Required task
Extract the lines that hold the string "dernières".

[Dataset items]
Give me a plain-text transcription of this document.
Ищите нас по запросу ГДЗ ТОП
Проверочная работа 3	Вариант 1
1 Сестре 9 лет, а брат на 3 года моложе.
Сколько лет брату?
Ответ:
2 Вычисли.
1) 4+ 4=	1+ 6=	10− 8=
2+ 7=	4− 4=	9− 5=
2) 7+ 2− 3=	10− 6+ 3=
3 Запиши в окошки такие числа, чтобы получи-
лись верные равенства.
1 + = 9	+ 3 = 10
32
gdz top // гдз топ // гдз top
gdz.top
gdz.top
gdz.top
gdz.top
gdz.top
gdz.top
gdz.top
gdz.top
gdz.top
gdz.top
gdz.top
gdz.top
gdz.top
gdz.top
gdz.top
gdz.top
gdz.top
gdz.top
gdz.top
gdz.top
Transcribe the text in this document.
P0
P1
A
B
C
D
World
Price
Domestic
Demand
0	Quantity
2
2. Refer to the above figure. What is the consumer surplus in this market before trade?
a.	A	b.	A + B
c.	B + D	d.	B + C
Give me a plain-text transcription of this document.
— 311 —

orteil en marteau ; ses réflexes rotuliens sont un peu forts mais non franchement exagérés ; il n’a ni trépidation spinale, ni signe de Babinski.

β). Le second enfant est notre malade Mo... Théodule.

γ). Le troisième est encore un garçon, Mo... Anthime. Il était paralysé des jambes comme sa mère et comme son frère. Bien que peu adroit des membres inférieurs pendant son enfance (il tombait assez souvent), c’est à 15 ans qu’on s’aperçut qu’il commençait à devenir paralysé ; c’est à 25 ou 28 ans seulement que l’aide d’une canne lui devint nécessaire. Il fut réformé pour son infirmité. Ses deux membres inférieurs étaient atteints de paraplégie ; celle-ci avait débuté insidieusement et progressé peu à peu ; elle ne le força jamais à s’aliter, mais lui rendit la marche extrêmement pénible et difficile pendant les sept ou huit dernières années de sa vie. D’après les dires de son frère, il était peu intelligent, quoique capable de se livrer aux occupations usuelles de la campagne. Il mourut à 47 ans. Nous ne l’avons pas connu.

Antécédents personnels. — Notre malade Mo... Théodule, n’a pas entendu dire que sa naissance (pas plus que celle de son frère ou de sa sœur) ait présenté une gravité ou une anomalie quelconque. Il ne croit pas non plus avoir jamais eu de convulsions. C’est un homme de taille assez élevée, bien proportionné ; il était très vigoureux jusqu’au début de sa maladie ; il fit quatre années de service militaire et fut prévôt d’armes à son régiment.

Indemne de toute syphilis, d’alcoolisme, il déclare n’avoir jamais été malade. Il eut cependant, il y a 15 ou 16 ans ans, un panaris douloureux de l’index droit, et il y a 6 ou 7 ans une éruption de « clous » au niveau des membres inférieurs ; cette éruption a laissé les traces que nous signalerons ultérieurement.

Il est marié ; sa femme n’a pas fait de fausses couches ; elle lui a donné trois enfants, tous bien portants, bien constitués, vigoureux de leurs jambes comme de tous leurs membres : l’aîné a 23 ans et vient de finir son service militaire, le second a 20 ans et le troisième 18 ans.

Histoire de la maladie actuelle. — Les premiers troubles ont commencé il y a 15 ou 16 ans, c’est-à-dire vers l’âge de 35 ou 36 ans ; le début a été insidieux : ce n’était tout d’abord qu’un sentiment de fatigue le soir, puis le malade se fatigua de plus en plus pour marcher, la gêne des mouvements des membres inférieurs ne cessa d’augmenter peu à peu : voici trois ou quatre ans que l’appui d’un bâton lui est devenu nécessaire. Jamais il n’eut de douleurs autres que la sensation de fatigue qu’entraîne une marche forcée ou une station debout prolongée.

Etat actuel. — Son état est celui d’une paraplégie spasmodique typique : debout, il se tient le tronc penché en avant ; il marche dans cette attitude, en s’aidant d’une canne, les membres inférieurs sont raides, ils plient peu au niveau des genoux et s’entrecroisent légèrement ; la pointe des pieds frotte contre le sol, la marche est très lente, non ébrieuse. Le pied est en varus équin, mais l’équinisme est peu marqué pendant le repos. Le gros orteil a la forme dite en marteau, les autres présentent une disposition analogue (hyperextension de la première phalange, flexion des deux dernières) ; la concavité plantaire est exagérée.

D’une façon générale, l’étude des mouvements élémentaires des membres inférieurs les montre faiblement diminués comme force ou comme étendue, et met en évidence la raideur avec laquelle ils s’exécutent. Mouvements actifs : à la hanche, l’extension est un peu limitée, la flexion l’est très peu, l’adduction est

Result
γ). Le troisième est encore un garçon, Mo... Anthime. Il était paralysé des jambes comme sa mère et comme son frère. Bien que peu adroit des membres inférieurs pendant son enfance (il tombait assez souvent), c’est à 15 ans qu’on s’aperçut qu’il commençait à devenir paralysé ; c’est à 25 ou 28 ans seulement que l’aide d’une canne lui devint nécessaire. Il fut réformé pour son infirmité. Ses deux membres inférieurs étaient atteints de paraplégie ; celle-ci avait débuté insidieusement et progressé peu à peu ; elle ne le força jamais à s’aliter, mais lui rendit la marche extrêmement pénible et difficile pendant les sept ou huit dernières années de sa vie. D’après les dires de son frère, il était peu intelligent, quoique capable de se livrer aux occupations usuelles de la campagne. Il mourut à 47 ans. Nous ne l’avons pas connu.
Etat actuel. — Son état est celui d’une paraplégie spasmodique typique : debout, il se tient le tronc penché en avant ; il marche dans cette attitude, en s’aidant d’une canne, les membres inférieurs sont raides, ils plient peu au niveau des genoux et s’entrecroisent légèrement ; la pointe des pieds frotte contre le sol, la marche est très lente, non ébrieuse. Le pied est en varus équin, mais l’équinisme est peu marqué pendant le repos. Le gros orteil a la forme dite en marteau, les autres présentent une disposition analogue (hyperextension de la première phalange, flexion des deux dernières) ; la concavité plantaire est exagérée.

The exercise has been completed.